● Dataset records
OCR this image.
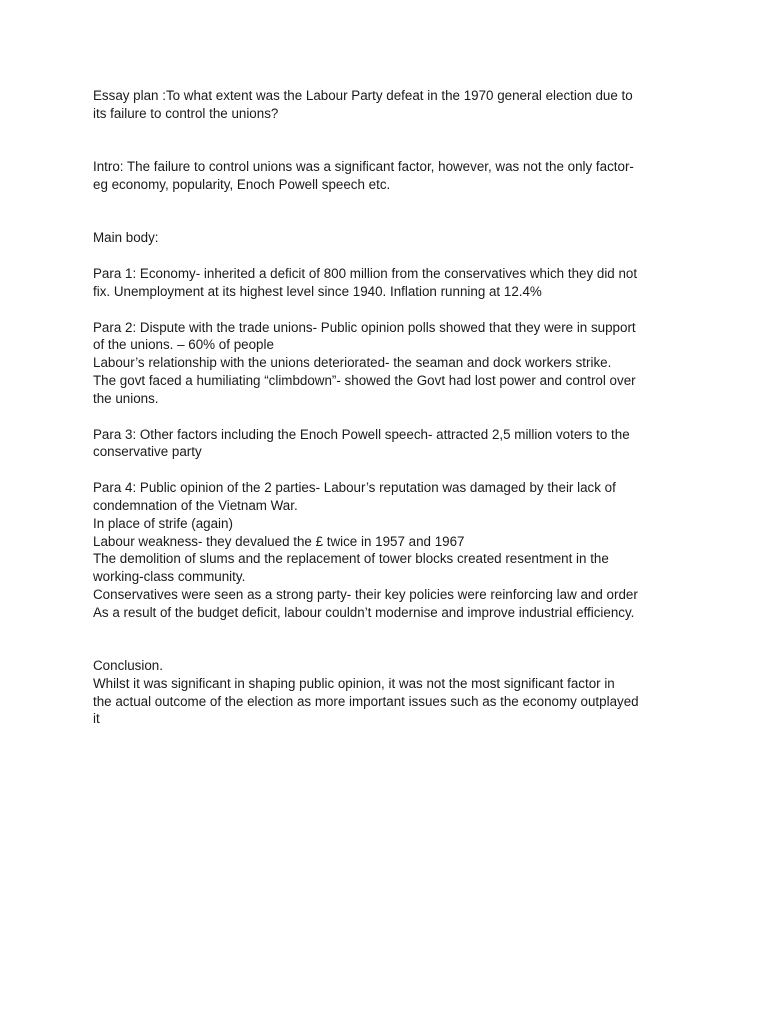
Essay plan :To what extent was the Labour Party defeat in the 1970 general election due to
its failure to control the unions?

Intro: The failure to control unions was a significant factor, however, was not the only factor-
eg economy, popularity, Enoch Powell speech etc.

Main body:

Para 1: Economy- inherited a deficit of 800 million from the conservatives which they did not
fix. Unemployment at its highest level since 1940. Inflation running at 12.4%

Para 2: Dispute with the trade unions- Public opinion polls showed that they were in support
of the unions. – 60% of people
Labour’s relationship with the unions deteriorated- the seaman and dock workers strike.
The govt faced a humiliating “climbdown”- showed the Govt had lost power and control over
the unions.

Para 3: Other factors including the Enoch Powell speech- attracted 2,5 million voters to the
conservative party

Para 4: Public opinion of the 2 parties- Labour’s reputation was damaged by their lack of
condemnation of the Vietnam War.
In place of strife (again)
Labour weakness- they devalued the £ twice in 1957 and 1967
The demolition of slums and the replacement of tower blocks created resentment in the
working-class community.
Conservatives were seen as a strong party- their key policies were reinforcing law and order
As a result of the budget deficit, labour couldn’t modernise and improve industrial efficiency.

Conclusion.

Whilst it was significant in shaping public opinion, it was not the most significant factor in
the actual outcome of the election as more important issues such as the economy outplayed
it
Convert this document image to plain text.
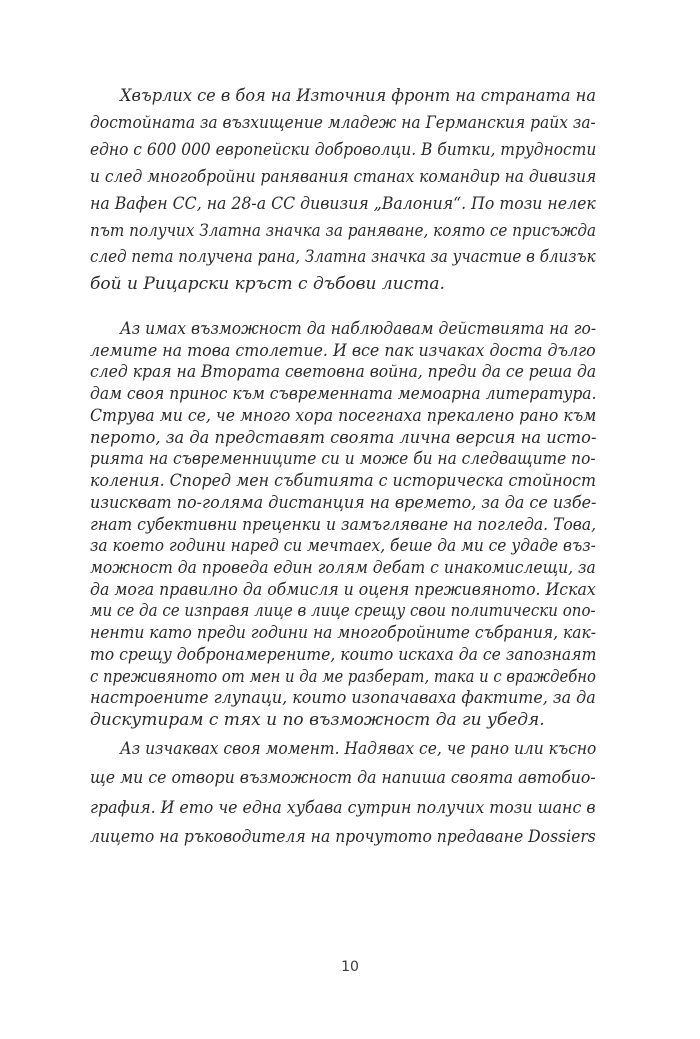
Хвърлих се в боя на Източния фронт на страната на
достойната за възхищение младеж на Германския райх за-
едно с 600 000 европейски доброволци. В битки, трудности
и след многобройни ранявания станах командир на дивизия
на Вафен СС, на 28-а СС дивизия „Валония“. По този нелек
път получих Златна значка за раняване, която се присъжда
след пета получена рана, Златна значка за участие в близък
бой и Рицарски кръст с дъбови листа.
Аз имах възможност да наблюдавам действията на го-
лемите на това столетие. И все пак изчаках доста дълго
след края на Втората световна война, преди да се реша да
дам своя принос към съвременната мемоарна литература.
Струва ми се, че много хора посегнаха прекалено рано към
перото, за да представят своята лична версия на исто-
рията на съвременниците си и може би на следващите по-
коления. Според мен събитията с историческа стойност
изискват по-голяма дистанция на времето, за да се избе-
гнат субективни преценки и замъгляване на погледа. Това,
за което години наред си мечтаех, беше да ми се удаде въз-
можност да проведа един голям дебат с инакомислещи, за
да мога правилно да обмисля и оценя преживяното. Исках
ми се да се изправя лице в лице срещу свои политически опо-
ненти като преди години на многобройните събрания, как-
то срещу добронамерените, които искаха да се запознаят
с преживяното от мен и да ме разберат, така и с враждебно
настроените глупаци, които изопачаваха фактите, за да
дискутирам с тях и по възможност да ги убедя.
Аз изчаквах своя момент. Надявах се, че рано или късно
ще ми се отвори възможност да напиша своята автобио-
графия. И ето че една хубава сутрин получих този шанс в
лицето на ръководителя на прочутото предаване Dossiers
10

● Aim
Identify the lines that contain the string "with", and copy every one of them.

● Task result
Para 2: Dispute with the trade unions- Public opinion polls showed that they were in support
Labour’s relationship with the unions deteriorated- the seaman and dock workers strike.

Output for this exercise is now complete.